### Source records
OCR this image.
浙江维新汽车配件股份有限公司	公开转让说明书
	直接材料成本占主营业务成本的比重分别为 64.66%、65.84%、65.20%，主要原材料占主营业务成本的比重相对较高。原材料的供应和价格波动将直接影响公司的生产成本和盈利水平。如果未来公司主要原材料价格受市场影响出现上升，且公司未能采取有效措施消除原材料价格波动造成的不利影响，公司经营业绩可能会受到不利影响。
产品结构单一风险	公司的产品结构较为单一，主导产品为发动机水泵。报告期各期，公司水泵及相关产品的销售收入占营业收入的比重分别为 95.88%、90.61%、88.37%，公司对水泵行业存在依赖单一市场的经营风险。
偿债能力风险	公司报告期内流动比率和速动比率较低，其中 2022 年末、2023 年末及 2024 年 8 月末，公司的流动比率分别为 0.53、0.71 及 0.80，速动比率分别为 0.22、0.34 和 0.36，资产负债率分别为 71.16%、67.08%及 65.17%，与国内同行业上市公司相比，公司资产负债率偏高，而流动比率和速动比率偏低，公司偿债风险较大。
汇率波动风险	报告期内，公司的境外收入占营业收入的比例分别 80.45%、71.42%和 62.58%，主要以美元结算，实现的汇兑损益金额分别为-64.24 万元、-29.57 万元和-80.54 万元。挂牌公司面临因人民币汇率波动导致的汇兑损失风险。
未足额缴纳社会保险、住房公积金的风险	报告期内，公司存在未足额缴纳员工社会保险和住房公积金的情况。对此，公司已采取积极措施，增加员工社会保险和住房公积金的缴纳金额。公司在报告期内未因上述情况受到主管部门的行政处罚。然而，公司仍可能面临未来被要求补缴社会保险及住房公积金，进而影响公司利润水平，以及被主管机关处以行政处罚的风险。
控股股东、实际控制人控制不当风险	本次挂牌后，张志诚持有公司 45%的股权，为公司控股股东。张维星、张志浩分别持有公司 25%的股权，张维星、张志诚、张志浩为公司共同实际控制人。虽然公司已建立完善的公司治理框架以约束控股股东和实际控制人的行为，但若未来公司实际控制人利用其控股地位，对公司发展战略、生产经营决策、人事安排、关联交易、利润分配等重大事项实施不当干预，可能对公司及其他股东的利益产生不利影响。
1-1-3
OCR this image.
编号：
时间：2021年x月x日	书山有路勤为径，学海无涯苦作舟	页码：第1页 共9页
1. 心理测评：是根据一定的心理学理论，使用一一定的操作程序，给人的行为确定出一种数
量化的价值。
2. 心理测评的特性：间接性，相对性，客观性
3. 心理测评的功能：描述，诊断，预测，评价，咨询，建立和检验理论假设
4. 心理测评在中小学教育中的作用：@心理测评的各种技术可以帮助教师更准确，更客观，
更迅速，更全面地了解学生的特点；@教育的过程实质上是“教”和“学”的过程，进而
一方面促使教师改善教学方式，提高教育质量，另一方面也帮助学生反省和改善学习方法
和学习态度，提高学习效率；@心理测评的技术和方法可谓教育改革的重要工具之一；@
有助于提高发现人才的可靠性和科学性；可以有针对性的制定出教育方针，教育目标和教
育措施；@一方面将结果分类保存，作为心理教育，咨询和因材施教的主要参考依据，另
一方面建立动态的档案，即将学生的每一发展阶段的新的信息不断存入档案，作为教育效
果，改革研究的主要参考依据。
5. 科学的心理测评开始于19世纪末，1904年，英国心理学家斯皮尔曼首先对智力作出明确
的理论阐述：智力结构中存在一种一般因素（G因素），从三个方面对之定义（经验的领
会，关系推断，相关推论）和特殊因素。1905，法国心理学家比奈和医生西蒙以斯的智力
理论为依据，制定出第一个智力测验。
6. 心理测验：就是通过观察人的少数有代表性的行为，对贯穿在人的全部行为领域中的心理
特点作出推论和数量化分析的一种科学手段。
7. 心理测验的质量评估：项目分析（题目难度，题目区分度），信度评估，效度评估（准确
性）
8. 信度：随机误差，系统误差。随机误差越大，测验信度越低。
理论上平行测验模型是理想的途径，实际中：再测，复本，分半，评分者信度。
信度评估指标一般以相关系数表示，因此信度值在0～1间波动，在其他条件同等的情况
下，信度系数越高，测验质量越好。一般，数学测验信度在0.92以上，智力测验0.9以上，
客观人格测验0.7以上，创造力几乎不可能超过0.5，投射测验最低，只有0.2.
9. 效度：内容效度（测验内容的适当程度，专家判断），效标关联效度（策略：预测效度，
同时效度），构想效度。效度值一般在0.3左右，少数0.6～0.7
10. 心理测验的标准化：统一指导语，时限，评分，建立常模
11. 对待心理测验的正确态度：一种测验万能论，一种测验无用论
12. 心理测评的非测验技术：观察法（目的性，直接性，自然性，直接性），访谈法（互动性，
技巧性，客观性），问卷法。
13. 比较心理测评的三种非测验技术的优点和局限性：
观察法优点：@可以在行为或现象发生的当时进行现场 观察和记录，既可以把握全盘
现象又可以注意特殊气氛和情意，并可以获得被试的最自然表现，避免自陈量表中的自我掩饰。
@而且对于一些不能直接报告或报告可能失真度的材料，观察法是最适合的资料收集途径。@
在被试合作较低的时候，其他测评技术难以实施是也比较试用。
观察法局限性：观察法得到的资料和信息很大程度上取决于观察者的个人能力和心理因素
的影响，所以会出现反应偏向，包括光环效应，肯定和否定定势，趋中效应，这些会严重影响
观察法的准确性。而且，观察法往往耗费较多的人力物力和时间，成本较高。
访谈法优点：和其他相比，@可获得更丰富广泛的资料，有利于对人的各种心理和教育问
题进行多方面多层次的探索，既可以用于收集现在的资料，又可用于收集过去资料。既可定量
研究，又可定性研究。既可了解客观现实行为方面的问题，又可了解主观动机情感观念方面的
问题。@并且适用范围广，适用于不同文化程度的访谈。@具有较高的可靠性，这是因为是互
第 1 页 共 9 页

### What needs to be done
Repeat the data exactly. Leave nothing out.

### Exercise response
OCR this image.
浙江维新汽车配件股份有限公司	公开转让说明书
	直接材料成本占主营业务成本的比重分别为 64.66%、65.84%、65.20%，主要原材料占主营业务成本的比重相对较高。原材料的供应和价格波动将直接影响公司的生产成本和盈利水平。如果未来公司主要原材料价格受市场影响出现上升，且公司未能采取有效措施消除原材料价格波动造成的不利影响，公司经营业绩可能会受到不利影响。
产品结构单一风险	公司的产品结构较为单一，主导产品为发动机水泵。报告期各期，公司水泵及相关产品的销售收入占营业收入的比重分别为 95.88%、90.61%、88.37%，公司对水泵行业存在依赖单一市场的经营风险。
偿债能力风险	公司报告期内流动比率和速动比率较低，其中 2022 年末、2023 年末及 2024 年 8 月末，公司的流动比率分别为 0.53、0.71 及 0.80，速动比率分别为 0.22、0.34 和 0.36，资产负债率分别为 71.16%、67.08%及 65.17%，与国内同行业上市公司相比，公司资产负债率偏高，而流动比率和速动比率偏低，公司偿债风险较大。
汇率波动风险	报告期内，公司的境外收入占营业收入的比例分别 80.45%、71.42%和 62.58%，主要以美元结算，实现的汇兑损益金额分别为-64.24 万元、-29.57 万元和-80.54 万元。挂牌公司面临因人民币汇率波动导致的汇兑损失风险。
未足额缴纳社会保险、住房公积金的风险	报告期内，公司存在未足额缴纳员工社会保险和住房公积金的情况。对此，公司已采取积极措施，增加员工社会保险和住房公积金的缴纳金额。公司在报告期内未因上述情况受到主管部门的行政处罚。然而，公司仍可能面临未来被要求补缴社会保险及住房公积金，进而影响公司利润水平，以及被主管机关处以行政处罚的风险。
控股股东、实际控制人控制不当风险	本次挂牌后，张志诚持有公司 45%的股权，为公司控股股东。张维星、张志浩分别持有公司 25%的股权，张维星、张志诚、张志浩为公司共同实际控制人。虽然公司已建立完善的公司治理框架以约束控股股东和实际控制人的行为，但若未来公司实际控制人利用其控股地位，对公司发展战略、生产经营决策、人事安排、关联交易、利润分配等重大事项实施不当干预，可能对公司及其他股东的利益产生不利影响。
1-1-3
OCR this image.
编号：
时间：2021年x月x日	书山有路勤为径，学海无涯苦作舟	页码：第1页 共9页
1. 心理测评：是根据一定的心理学理论，使用一一定的操作程序，给人的行为确定出一种数
量化的价值。
2. 心理测评的特性：间接性，相对性，客观性
3. 心理测评的功能：描述，诊断，预测，评价，咨询，建立和检验理论假设
4. 心理测评在中小学教育中的作用：@心理测评的各种技术可以帮助教师更准确，更客观，
更迅速，更全面地了解学生的特点；@教育的过程实质上是“教”和“学”的过程，进而
一方面促使教师改善教学方式，提高教育质量，另一方面也帮助学生反省和改善学习方法
和学习态度，提高学习效率；@心理测评的技术和方法可谓教育改革的重要工具之一；@
有助于提高发现人才的可靠性和科学性；可以有针对性的制定出教育方针，教育目标和教
育措施；@一方面将结果分类保存，作为心理教育，咨询和因材施教的主要参考依据，另
一方面建立动态的档案，即将学生的每一发展阶段的新的信息不断存入档案，作为教育效
果，改革研究的主要参考依据。
5. 科学的心理测评开始于19世纪末，1904年，英国心理学家斯皮尔曼首先对智力作出明确
的理论阐述：智力结构中存在一种一般因素（G因素），从三个方面对之定义（经验的领
会，关系推断，相关推论）和特殊因素。1905，法国心理学家比奈和医生西蒙以斯的智力
理论为依据，制定出第一个智力测验。
6. 心理测验：就是通过观察人的少数有代表性的行为，对贯穿在人的全部行为领域中的心理
特点作出推论和数量化分析的一种科学手段。
7. 心理测验的质量评估：项目分析（题目难度，题目区分度），信度评估，效度评估（准确
性）
8. 信度：随机误差，系统误差。随机误差越大，测验信度越低。
理论上平行测验模型是理想的途径，实际中：再测，复本，分半，评分者信度。
信度评估指标一般以相关系数表示，因此信度值在0～1间波动，在其他条件同等的情况
下，信度系数越高，测验质量越好。一般，数学测验信度在0.92以上，智力测验0.9以上，
客观人格测验0.7以上，创造力几乎不可能超过0.5，投射测验最低，只有0.2.
9. 效度：内容效度（测验内容的适当程度，专家判断），效标关联效度（策略：预测效度，
同时效度），构想效度。效度值一般在0.3左右，少数0.6～0.7
10. 心理测验的标准化：统一指导语，时限，评分，建立常模
11. 对待心理测验的正确态度：一种测验万能论，一种测验无用论
12. 心理测评的非测验技术：观察法（目的性，直接性，自然性，直接性），访谈法（互动性，
技巧性，客观性），问卷法。
13. 比较心理测评的三种非测验技术的优点和局限性：
观察法优点：@可以在行为或现象发生的当时进行现场 观察和记录，既可以把握全盘
现象又可以注意特殊气氛和情意，并可以获得被试的最自然表现，避免自陈量表中的自我掩饰。
@而且对于一些不能直接报告或报告可能失真度的材料，观察法是最适合的资料收集途径。@
在被试合作较低的时候，其他测评技术难以实施是也比较试用。
观察法局限性：观察法得到的资料和信息很大程度上取决于观察者的个人能力和心理因素
的影响，所以会出现反应偏向，包括光环效应，肯定和否定定势，趋中效应，这些会严重影响
观察法的准确性。而且，观察法往往耗费较多的人力物力和时间，成本较高。
访谈法优点：和其他相比，@可获得更丰富广泛的资料，有利于对人的各种心理和教育问
题进行多方面多层次的探索，既可以用于收集现在的资料，又可用于收集过去资料。既可定量
研究，又可定性研究。既可了解客观现实行为方面的问题，又可了解主观动机情感观念方面的
问题。@并且适用范围广，适用于不同文化程度的访谈。@具有较高的可靠性，这是因为是互
第 1 页 共 9 页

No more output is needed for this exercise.